Data entries
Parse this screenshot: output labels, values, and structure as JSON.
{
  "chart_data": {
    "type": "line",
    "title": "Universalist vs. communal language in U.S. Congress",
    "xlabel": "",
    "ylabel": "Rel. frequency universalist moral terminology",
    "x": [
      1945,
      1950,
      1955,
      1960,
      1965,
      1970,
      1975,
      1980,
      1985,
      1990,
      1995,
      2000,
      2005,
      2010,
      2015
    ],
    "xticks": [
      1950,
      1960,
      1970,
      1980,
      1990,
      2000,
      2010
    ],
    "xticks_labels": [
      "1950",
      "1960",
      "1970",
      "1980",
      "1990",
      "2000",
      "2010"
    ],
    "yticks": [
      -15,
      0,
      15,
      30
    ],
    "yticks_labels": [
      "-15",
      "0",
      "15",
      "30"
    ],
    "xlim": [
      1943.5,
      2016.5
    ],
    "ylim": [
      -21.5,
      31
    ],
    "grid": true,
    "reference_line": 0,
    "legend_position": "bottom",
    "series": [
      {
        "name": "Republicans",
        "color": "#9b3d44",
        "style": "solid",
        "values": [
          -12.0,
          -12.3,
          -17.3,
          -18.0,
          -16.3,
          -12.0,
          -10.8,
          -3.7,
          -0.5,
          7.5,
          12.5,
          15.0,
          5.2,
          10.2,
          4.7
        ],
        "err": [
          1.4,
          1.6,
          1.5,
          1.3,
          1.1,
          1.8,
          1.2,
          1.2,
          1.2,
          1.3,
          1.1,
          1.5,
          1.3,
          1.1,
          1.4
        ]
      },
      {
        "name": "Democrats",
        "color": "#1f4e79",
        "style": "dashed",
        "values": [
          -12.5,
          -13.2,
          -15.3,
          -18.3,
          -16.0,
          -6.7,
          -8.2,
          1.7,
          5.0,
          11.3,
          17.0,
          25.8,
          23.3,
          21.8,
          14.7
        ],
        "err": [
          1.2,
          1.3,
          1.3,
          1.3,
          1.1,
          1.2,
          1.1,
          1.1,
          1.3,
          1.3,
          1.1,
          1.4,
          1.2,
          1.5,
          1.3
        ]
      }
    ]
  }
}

---

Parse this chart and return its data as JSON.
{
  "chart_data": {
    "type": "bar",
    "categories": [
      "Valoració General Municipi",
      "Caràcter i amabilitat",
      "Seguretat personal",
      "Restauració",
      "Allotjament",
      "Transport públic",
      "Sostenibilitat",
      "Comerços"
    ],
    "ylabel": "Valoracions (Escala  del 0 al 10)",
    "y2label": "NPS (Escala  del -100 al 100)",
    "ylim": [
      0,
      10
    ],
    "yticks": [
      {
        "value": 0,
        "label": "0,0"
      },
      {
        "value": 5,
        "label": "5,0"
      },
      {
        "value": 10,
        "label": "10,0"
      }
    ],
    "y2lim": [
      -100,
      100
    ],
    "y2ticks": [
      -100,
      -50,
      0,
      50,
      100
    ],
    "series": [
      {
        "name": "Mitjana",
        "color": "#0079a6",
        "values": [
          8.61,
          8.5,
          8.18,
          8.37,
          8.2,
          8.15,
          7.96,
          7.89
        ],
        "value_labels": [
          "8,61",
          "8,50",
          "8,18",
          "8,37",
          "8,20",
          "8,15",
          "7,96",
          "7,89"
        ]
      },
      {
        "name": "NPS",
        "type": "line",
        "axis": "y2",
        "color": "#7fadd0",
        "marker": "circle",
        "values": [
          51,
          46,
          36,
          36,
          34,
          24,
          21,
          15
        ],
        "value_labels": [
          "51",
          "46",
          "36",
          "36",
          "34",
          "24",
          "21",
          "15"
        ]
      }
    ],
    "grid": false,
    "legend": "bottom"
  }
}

What you need to do
Pull out every line holding "color" from the records above, and copy it.

Task result
        "color": "#9b3d44",
        "color": "#1f4e79",
        "color": "#0079a6",
        "color": "#7fadd0",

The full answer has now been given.